PROBLEM REQUIREMENTS
Present every line below as a Markdown table with the columns "Row" and "Line text," giving each row a number and omitting any blank lines.

DATA SHOWN
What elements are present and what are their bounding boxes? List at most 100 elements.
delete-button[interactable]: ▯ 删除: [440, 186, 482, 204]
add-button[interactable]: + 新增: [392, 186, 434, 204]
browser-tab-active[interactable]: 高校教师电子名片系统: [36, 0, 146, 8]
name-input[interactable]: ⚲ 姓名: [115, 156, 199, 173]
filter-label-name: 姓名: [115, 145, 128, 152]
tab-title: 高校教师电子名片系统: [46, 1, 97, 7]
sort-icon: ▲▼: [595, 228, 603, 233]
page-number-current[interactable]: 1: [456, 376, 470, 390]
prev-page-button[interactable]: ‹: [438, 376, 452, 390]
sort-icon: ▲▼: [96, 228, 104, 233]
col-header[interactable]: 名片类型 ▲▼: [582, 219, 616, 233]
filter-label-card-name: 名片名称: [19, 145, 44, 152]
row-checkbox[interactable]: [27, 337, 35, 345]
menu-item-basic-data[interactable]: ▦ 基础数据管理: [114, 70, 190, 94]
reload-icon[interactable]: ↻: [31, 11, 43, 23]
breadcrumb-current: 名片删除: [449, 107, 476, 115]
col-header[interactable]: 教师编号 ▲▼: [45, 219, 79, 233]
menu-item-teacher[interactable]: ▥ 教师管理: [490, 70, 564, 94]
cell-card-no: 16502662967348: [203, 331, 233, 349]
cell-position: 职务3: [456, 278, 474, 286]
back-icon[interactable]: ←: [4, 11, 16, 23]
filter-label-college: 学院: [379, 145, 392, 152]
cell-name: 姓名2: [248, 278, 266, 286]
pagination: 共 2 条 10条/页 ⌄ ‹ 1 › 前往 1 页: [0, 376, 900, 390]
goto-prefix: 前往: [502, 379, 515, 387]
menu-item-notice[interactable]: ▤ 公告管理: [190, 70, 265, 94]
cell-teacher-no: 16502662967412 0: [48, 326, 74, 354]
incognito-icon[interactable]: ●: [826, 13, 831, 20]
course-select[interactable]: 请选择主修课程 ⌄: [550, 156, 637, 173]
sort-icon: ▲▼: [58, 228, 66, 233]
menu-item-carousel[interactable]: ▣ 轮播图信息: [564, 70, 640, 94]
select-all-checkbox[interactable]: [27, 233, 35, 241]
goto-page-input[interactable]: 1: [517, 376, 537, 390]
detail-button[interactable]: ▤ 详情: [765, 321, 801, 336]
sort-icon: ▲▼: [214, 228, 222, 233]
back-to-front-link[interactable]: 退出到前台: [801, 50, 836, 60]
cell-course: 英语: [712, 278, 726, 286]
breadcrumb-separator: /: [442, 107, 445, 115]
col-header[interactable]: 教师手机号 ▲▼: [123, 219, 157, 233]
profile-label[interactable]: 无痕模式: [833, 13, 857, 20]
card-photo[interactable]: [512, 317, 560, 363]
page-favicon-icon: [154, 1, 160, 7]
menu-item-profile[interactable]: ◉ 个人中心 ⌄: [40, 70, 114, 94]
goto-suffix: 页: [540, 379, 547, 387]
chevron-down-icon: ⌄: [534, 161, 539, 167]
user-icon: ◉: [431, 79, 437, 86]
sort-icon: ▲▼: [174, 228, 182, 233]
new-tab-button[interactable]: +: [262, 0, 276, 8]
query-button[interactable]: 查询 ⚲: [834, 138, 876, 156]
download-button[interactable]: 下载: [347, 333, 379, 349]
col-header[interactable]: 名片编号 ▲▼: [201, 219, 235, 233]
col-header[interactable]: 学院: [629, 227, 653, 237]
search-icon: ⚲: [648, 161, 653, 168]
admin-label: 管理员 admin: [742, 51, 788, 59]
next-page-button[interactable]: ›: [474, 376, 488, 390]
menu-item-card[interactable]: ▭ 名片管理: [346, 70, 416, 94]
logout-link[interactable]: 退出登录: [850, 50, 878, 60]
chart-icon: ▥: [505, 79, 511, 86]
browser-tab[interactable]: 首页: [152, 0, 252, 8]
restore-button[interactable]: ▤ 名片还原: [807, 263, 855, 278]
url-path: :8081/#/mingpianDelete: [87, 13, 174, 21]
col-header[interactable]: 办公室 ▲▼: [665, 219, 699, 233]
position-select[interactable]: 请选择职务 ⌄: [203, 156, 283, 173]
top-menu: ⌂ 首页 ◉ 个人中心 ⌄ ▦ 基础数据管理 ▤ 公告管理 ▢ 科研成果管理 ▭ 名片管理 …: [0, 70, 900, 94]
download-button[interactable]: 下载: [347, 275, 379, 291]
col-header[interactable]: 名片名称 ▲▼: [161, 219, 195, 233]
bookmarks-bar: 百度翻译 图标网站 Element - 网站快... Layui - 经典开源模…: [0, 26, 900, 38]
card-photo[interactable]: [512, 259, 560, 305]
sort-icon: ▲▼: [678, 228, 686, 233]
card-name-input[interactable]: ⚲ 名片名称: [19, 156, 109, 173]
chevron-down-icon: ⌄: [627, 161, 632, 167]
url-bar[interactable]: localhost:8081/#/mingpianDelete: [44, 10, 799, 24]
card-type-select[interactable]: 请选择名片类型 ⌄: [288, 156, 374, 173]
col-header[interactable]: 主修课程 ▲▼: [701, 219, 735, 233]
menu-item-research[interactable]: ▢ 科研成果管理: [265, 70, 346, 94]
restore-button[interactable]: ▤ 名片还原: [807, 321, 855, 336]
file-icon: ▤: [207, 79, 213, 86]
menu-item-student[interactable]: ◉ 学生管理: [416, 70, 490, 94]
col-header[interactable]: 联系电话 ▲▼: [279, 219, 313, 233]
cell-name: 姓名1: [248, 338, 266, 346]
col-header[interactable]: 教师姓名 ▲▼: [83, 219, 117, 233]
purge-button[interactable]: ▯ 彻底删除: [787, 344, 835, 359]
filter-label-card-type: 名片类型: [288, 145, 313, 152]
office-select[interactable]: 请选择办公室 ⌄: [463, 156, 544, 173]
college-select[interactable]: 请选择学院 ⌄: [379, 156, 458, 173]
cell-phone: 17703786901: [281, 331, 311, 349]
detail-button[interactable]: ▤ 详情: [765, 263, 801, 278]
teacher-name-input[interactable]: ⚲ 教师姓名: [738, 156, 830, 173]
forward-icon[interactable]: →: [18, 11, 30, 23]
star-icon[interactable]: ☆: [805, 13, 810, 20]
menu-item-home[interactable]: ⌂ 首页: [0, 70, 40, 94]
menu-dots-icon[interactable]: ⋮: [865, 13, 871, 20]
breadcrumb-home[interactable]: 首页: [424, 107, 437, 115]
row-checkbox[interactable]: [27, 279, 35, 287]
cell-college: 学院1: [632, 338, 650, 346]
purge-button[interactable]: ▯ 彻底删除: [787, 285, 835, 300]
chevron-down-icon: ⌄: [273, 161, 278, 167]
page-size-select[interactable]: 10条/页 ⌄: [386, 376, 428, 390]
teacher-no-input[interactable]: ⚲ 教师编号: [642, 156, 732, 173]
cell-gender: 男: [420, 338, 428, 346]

RESULT OF THE EXERCISE
| Row | Line text |
|---|---|
| 1 | What elements are present and what are their bounding boxes? List at most 100 elements. |
| 2 | delete-button[interactable]: ▯ 删除: [440, 186, 482, 204] |
| 3 | add-button[interactable]: + 新增: [392, 186, 434, 204] |
| 4 | browser-tab-active[interactable]: 高校教师电子名片系统: [36, 0, 146, 8] |
| 5 | name-input[interactable]: ⚲ 姓名: [115, 156, 199, 173] |
| 6 | filter-label-name: 姓名: [115, 145, 128, 152] |
| 7 | tab-title: 高校教师电子名片系统: [46, 1, 97, 7] |
| 8 | sort-icon: ▲▼: [595, 228, 603, 233] |
| 9 | page-number-current[interactable]: 1: [456, 376, 470, 390] |
| 10 | prev-page-button[interactable]: ‹: [438, 376, 452, 390] |
| 11 | sort-icon: ▲▼: [96, 228, 104, 233] |
| 12 | col-header[interactable]: 名片类型 ▲▼: [582, 219, 616, 233] |
| 13 | filter-label-card-name: 名片名称: [19, 145, 44, 152] |
| 14 | row-checkbox[interactable]: [27, 337, 35, 345] |
| 15 | menu-item-basic-data[interactable]: ▦ 基础数据管理: [114, 70, 190, 94] |
| 16 | reload-icon[interactable]: ↻: [31, 11, 43, 23] |
| 17 | breadcrumb-current: 名片删除: [449, 107, 476, 115] |
| 18 | col-header[interactable]: 教师编号 ▲▼: [45, 219, 79, 233] |
| 19 | menu-item-teacher[interactable]: ▥ 教师管理: [490, 70, 564, 94] |
| 20 | cell-card-no: 16502662967348: [203, 331, 233, 349] |
| 21 | cell-position: 职务3: [456, 278, 474, 286] |
| 22 | back-icon[interactable]: ←: [4, 11, 16, 23] |
| 23 | filter-label-college: 学院: [379, 145, 392, 152] |
| 24 | cell-name: 姓名2: [248, 278, 266, 286] |
| 25 | pagination: 共 2 条 10条/页 ⌄ ‹ 1 › 前往 1 页: [0, 376, 900, 390] |
| 26 | goto-prefix: 前往: [502, 379, 515, 387] |
| 27 | menu-item-notice[interactable]: ▤ 公告管理: [190, 70, 265, 94] |
| 28 | cell-teacher-no: 16502662967412 0: [48, 326, 74, 354] |
| 29 | incognito-icon[interactable]: ●: [826, 13, 831, 20] |
| 30 | course-select[interactable]: 请选择主修课程 ⌄: [550, 156, 637, 173] |
| 31 | sort-icon: ▲▼: [58, 228, 66, 233] |
| 32 | menu-item-carousel[interactable]: ▣ 轮播图信息: [564, 70, 640, 94] |
| 33 | select-all-checkbox[interactable]: [27, 233, 35, 241] |
| 34 | goto-page-input[interactable]: 1: [517, 376, 537, 390] |
| 35 | detail-button[interactable]: ▤ 详情: [765, 321, 801, 336] |
| 36 | sort-icon: ▲▼: [214, 228, 222, 233] |
| 37 | back-to-front-link[interactable]: 退出到前台: [801, 50, 836, 60] |
| 38 | cell-course: 英语: [712, 278, 726, 286] |
| 39 | breadcrumb-separator: /: [442, 107, 445, 115] |
| 40 | col-header[interactable]: 教师手机号 ▲▼: [123, 219, 157, 233] |
| 41 | profile-label[interactable]: 无痕模式: [833, 13, 857, 20] |
| 42 | card-photo[interactable]: [512, 317, 560, 363] |
| 43 | page-favicon-icon: [154, 1, 160, 7] |
| 44 | menu-item-profile[interactable]: ◉ 个人中心 ⌄: [40, 70, 114, 94] |
| 45 | goto-suffix: 页: [540, 379, 547, 387] |
| 46 | chevron-down-icon: ⌄: [534, 161, 539, 167] |
| 47 | user-icon: ◉: [431, 79, 437, 86] |
| 48 | sort-icon: ▲▼: [174, 228, 182, 233] |
| 49 | new-tab-button[interactable]: +: [262, 0, 276, 8] |
| 50 | query-button[interactable]: 查询 ⚲: [834, 138, 876, 156] |
| 51 | download-button[interactable]: 下载: [347, 333, 379, 349] |
| 52 | col-header[interactable]: 名片编号 ▲▼: [201, 219, 235, 233] |
| 53 | col-header[interactable]: 学院: [629, 227, 653, 237] |
| 54 | search-icon: ⚲: [648, 161, 653, 168] |
| 55 | admin-label: 管理员 admin: [742, 51, 788, 59] |
| 56 | next-page-button[interactable]: ›: [474, 376, 488, 390] |
| 57 | menu-item-card[interactable]: ▭ 名片管理: [346, 70, 416, 94] |
| 58 | logout-link[interactable]: 退出登录: [850, 50, 878, 60] |
| 59 | chart-icon: ▥: [505, 79, 511, 86] |
| 60 | browser-tab[interactable]: 首页: [152, 0, 252, 8] |
| 61 | restore-button[interactable]: ▤ 名片还原: [807, 263, 855, 278] |
| 62 | url-path: :8081/#/mingpianDelete: [87, 13, 174, 21] |
| 63 | col-header[interactable]: 办公室 ▲▼: [665, 219, 699, 233] |
| 64 | position-select[interactable]: 请选择职务 ⌄: [203, 156, 283, 173] |
| 65 | top-menu: ⌂ 首页 ◉ 个人中心 ⌄ ▦ 基础数据管理 ▤ 公告管理 ▢ 科研成果管理 ▭ 名片管理 …: [0, 70, 900, 94] |
| 66 | download-button[interactable]: 下载: [347, 275, 379, 291] |
| 67 | col-header[interactable]: 名片名称 ▲▼: [161, 219, 195, 233] |
| 68 | bookmarks-bar: 百度翻译 图标网站 Element - 网站快... Layui - 经典开源模…: [0, 26, 900, 38] |
| 69 | card-photo[interactable]: [512, 259, 560, 305] |
| 70 | sort-icon: ▲▼: [678, 228, 686, 233] |
| 71 | card-name-input[interactable]: ⚲ 名片名称: [19, 156, 109, 173] |
| 72 | chevron-down-icon: ⌄: [627, 161, 632, 167] |
| 73 | url-bar[interactable]: localhost:8081/#/mingpianDelete: [44, 10, 799, 24] |
| 74 | card-type-select[interactable]: 请选择名片类型 ⌄: [288, 156, 374, 173] |
| 75 | col-header[interactable]: 主修课程 ▲▼: [701, 219, 735, 233] |
| 76 | menu-item-research[interactable]: ▢ 科研成果管理: [265, 70, 346, 94] |
| 77 | restore-button[interactable]: ▤ 名片还原: [807, 321, 855, 336] |
| 78 | file-icon: ▤: [207, 79, 213, 86] |
| 79 | menu-item-student[interactable]: ◉ 学生管理: [416, 70, 490, 94] |
| 80 | col-header[interactable]: 联系电话 ▲▼: [279, 219, 313, 233] |
| 81 | cell-name: 姓名1: [248, 338, 266, 346] |
| 82 | col-header[interactable]: 教师姓名 ▲▼: [83, 219, 117, 233] |
| 83 | purge-button[interactable]: ▯ 彻底删除: [787, 344, 835, 359] |
| 84 | filter-label-card-type: 名片类型: [288, 145, 313, 152] |
| 85 | office-select[interactable]: 请选择办公室 ⌄: [463, 156, 544, 173] |
| 86 | college-select[interactable]: 请选择学院 ⌄: [379, 156, 458, 173] |
| 87 | cell-phone: 17703786901: [281, 331, 311, 349] |
| 88 | detail-button[interactable]: ▤ 详情: [765, 263, 801, 278] |
| 89 | teacher-name-input[interactable]: ⚲ 教师姓名: [738, 156, 830, 173] |
| 90 | forward-icon[interactable]: →: [18, 11, 30, 23] |
| 91 | star-icon[interactable]: ☆: [805, 13, 810, 20] |
| 92 | menu-item-home[interactable]: ⌂ 首页: [0, 70, 40, 94] |
| 93 | menu-dots-icon[interactable]: ⋮: [865, 13, 871, 20] |
| 94 | breadcrumb-home[interactable]: 首页: [424, 107, 437, 115] |
| 95 | row-checkbox[interactable]: [27, 279, 35, 287] |
| 96 | cell-college: 学院1: [632, 338, 650, 346] |
| 97 | purge-button[interactable]: ▯ 彻底删除: [787, 285, 835, 300] |
| 98 | chevron-down-icon: ⌄: [273, 161, 278, 167] |
| 99 | page-size-select[interactable]: 10条/页 ⌄: [386, 376, 428, 390] |
| 100 | teacher-no-input[interactable]: ⚲ 教师编号: [642, 156, 732, 173] |
| 101 | cell-gender: 男: [420, 338, 428, 346] |